I got lazy and just merged that function as-is. That warning will go
away once the reset of the vector length changes are in.

Cesar

Patch

2018-03-01  Cesar Philippidis  <cesar@codesourcery.com>

	gcc/
	* config/nvptx/nvptx.c (PTX_VECTOR_LENGTH, PTX_WORKER_LENGTH,
	PTX_DEFAULT_RUNTIME_DIM): Move to the top of the file.
	(PTX_WARP_SIZE): Define.
	(PTX_CTA_SIZE): Define.
	(worker_bcast_size): Rename to oacc_bcast_size.
	(worker_bcast_align): Rename to oacc_bcast_align.
	(worker_bcast_sym): Rename to oacc_bcast_sym.
	(nvptx_option_override): Update usage of oacc_bcast_*.
	(nvptx_gen_wcast): Rename to nvptx_gen_warp_bcast.
	(struct wcast_data_t): Rename to broadcast_data_t.
	(nvptx_gen_wcast): Rename to nvptx_gen_shared_bcast.  Update to use
	oacc_bcast_* variables.
	(struct offload_attrs): New.
	(propagator_fn): Add bool argument.
	(nvptx_propagate): New bool argument.  Pass bool argument to fn.
	(vprop_gen): Rename to warp_prop_gen.  Update call to
	nvptx_gen_warp_bcast.
	(nvptx_vpropagate): Rename to nvptx_warp_propagate. Update call to
	nvptx_propagate.
	(wprop_gen): Rename to shared_prop_gen.  Update usage of oacc_bcast_*
	variables and call to nvptx_gen_shared_bcast.
	(nvptx_wpropagate): Rename to nvptx_shared_propagate.  Update usage
	of oacc_bcast_* variables and call to nvptx_propagate.
	(nvptx_wsync): Rename to nvptx_cta_sync.
	(nvptx_single): Update usage of oacc_bcast_* vars and calls to
	nvptx_gen_warp_bcast, nvptx_gen_shared_bcast and nvptx_cta_sync.
	(nvptx_process_pars): Likewise.
	(nvptx_neuter_pars): Whitespace.
	(populate_offload_attrs): New function.
	(nvptx_reorg): Use it to extract partitioning mask.
	(write_worker_buffer): Rename to write_shared_buffer.
	(nvptx_file_end): Update calls to write_shared_buffer.
	(nvptx_expand_worker_addr): Rename to nvptx_expand_shared_addr.
	(nvptx_expand_builtin): Update call to nvptx_expand_shared_addr.
	(nvptx_simt_vf): Return PTX_WARP_SIZE instead of PTX_VECTOR_LENGTH.
	(nvptx_get_worker_red_addr): Rename to nvptx_get_shared_red_addr.
	(nvptx_goacc_reduction_setup): Update call to
	nvptx_get_shared_red_addr.
	(nvptx_goacc_reduction_fini): Likewise.
	(nvptx_goacc_reduction_teardown): Likewise.

=-=-=

__DIRECTIVE__.
In the nvptx patch changelog, what does nvptx_simt_vf now return instead of PTX_VECTOR_LENGTH?

=-=-=

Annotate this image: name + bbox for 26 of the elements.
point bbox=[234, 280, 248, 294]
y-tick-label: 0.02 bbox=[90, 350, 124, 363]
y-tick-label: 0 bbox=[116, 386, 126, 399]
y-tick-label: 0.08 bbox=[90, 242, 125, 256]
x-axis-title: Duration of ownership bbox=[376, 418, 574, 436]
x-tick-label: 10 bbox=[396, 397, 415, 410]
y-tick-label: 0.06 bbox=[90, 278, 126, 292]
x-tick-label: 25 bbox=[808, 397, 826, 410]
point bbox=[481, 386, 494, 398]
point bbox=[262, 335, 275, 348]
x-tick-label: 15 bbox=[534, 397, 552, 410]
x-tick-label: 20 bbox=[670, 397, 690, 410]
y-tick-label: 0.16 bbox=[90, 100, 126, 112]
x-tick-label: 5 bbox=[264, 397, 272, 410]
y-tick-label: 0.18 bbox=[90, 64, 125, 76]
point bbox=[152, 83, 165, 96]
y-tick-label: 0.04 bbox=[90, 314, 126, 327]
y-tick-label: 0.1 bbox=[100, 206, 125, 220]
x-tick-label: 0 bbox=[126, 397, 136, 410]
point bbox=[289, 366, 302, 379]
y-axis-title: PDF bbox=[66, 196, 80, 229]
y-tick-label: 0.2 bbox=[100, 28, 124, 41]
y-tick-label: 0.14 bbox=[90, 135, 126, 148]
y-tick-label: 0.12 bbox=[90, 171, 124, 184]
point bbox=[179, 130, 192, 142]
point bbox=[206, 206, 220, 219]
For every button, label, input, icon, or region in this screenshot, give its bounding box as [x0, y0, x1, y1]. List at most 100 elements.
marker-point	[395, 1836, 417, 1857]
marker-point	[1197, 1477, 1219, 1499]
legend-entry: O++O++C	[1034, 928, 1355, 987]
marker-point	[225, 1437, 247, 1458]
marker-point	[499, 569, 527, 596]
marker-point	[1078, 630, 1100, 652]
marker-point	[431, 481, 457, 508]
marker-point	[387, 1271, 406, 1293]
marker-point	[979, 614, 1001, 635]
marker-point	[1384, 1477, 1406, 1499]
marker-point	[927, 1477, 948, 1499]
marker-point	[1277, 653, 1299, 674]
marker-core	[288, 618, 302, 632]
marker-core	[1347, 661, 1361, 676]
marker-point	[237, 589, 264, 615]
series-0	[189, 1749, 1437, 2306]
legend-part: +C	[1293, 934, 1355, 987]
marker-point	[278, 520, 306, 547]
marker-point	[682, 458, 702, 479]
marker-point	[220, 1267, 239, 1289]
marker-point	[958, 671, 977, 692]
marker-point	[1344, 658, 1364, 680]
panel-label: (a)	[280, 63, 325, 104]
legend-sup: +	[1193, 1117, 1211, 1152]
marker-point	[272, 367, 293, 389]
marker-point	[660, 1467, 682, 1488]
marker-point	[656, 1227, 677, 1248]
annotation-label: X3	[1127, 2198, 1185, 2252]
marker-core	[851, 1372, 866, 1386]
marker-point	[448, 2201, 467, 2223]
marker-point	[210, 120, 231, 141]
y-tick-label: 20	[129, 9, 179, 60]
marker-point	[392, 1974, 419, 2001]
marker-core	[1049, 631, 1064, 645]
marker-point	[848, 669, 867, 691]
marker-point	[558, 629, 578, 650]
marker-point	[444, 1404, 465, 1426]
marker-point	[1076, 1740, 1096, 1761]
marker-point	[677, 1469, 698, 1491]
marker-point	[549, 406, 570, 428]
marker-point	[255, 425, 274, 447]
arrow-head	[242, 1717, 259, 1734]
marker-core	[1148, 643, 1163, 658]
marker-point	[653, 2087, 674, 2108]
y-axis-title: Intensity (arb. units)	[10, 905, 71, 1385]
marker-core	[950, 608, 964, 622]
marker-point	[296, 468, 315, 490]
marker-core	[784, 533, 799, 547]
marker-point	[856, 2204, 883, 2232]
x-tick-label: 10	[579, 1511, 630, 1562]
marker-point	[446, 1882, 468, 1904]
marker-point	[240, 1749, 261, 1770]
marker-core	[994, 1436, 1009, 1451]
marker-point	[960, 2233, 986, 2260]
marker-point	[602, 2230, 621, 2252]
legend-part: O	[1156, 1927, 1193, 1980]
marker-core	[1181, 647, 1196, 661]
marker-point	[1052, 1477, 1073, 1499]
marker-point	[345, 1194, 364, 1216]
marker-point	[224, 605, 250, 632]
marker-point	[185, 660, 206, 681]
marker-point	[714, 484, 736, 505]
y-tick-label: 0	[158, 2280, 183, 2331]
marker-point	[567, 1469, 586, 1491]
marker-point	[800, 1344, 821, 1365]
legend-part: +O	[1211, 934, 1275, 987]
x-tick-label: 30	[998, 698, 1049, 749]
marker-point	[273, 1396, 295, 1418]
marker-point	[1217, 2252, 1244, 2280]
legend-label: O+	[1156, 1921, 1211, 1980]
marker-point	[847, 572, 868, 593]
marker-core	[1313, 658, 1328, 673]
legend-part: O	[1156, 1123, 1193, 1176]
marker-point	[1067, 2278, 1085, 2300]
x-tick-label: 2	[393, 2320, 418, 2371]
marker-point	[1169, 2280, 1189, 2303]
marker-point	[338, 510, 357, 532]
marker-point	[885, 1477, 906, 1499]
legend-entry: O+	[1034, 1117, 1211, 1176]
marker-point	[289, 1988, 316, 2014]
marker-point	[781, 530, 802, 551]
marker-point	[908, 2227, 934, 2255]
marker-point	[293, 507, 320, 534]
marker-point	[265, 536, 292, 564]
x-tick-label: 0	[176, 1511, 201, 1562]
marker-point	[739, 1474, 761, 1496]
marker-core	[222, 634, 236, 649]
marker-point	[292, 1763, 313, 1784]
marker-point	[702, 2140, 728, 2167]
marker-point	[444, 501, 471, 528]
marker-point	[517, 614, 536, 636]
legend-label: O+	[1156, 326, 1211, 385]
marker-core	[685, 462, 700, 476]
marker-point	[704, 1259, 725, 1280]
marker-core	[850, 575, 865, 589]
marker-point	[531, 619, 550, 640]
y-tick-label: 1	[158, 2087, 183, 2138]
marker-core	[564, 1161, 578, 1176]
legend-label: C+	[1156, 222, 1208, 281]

=-=-=

__EXERCISE RESULT__.
PTX_WARP_SIZE